_Brief_:
Determine the number of lines where "grau" occurs and reply with that number by itself.

_Extracted records_:
______

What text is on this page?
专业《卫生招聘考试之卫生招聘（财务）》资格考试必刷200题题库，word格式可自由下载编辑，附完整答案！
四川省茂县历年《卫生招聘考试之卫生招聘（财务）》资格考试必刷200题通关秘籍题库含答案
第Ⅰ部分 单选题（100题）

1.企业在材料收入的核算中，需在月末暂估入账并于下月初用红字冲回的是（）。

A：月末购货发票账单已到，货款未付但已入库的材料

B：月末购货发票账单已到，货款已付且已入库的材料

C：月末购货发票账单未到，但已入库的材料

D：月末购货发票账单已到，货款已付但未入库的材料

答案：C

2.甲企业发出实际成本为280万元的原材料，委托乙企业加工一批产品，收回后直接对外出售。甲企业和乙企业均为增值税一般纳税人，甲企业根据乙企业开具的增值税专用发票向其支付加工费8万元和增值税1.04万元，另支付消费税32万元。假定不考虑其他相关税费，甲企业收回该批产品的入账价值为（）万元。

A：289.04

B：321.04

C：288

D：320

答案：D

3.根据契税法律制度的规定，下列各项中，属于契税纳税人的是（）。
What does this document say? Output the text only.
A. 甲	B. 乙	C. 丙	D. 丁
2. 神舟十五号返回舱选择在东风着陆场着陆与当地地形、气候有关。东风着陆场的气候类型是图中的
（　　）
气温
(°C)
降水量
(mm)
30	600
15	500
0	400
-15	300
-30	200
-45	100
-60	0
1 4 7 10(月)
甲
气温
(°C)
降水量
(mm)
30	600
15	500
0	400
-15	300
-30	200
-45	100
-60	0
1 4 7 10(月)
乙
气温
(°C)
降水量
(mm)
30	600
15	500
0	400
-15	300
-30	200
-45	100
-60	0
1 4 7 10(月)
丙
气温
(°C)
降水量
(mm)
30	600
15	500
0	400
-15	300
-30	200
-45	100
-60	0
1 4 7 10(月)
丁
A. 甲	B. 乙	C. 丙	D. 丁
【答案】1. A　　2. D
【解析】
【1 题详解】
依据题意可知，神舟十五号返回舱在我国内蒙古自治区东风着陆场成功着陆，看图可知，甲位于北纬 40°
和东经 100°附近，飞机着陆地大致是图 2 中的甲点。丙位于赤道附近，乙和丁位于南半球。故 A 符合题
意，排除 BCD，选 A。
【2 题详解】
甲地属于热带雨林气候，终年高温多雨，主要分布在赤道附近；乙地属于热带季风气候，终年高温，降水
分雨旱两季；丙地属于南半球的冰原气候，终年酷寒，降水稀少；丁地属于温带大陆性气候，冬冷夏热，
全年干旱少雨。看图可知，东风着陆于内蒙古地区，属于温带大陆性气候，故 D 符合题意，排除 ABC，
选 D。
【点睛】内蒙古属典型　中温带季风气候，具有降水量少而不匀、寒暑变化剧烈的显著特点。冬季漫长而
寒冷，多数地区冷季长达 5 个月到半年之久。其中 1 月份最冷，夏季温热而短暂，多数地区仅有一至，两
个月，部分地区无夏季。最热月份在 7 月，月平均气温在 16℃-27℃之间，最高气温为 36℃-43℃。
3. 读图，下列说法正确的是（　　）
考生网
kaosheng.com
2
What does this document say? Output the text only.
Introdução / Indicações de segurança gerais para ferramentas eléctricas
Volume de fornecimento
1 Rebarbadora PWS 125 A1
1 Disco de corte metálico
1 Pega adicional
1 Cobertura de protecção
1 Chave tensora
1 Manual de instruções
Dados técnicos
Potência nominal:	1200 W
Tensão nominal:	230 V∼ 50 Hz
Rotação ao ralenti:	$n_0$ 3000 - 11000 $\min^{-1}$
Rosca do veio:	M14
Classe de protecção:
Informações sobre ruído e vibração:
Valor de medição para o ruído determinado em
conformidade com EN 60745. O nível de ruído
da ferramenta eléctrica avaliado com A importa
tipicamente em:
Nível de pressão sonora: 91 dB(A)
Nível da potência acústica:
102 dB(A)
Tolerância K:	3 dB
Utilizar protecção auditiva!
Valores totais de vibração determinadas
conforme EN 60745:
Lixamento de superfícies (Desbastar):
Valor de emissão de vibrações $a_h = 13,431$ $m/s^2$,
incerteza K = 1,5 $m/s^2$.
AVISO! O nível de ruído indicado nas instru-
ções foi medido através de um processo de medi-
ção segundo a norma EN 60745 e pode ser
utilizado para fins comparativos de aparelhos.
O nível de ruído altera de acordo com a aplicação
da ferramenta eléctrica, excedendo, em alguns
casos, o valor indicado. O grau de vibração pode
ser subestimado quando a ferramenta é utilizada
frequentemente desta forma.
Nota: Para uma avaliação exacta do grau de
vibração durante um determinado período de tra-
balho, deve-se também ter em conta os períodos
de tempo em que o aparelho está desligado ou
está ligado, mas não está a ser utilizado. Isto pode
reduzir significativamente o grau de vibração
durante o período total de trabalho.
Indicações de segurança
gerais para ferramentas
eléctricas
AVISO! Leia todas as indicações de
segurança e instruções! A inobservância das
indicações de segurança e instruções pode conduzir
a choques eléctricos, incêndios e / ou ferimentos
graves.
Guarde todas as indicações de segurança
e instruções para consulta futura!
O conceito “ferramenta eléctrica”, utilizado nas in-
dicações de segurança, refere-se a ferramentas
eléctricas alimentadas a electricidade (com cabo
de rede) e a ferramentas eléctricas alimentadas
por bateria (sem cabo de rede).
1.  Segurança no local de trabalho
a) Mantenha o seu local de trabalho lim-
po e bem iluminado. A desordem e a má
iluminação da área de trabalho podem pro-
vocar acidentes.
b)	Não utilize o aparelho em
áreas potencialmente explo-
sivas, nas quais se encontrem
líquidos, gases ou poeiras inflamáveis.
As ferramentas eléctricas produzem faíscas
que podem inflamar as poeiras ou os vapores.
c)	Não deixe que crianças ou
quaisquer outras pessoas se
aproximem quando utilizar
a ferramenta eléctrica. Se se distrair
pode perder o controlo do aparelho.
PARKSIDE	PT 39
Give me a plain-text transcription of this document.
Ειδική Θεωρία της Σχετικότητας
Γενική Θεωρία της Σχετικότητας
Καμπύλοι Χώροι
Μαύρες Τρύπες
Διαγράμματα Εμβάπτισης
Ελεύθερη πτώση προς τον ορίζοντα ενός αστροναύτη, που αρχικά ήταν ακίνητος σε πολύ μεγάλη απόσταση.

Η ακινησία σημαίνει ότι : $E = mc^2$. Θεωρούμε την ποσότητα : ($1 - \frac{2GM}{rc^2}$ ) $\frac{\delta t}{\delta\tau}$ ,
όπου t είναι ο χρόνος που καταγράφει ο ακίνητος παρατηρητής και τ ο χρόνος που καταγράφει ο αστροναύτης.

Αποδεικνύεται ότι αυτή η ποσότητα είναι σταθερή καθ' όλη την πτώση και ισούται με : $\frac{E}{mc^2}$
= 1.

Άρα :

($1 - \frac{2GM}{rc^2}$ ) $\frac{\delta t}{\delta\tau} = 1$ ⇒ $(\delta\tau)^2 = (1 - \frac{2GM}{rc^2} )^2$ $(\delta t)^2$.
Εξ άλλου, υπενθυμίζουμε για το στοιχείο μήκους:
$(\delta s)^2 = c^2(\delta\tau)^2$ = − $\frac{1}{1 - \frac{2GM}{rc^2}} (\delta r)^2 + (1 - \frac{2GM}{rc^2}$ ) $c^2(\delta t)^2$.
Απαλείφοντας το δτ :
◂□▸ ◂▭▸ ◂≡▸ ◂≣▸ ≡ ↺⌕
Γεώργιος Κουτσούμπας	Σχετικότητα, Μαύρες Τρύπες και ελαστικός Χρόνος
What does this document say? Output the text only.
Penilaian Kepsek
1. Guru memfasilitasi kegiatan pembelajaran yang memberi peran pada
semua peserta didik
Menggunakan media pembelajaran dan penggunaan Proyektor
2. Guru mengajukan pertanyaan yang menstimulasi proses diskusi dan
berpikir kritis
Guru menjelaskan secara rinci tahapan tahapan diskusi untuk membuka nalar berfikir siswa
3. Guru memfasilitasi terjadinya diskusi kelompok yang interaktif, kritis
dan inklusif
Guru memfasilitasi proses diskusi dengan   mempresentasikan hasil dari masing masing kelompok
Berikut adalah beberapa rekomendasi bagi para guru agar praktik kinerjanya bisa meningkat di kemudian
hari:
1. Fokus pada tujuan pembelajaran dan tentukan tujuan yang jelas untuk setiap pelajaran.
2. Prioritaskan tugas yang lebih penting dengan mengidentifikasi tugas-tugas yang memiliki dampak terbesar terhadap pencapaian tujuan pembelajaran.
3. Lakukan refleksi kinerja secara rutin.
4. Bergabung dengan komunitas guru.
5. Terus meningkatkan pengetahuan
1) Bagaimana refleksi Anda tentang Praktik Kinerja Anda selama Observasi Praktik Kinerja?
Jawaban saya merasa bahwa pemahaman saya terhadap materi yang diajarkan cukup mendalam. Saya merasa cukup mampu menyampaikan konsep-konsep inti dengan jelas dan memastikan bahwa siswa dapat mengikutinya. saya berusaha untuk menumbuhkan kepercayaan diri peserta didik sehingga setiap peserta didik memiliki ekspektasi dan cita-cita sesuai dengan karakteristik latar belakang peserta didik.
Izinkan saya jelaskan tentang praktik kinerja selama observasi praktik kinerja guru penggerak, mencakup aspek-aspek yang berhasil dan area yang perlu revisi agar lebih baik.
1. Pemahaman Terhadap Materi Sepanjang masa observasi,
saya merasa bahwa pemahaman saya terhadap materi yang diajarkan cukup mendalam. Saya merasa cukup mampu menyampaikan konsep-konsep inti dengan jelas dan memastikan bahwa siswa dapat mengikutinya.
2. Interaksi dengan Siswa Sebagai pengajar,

______

_Output_:
3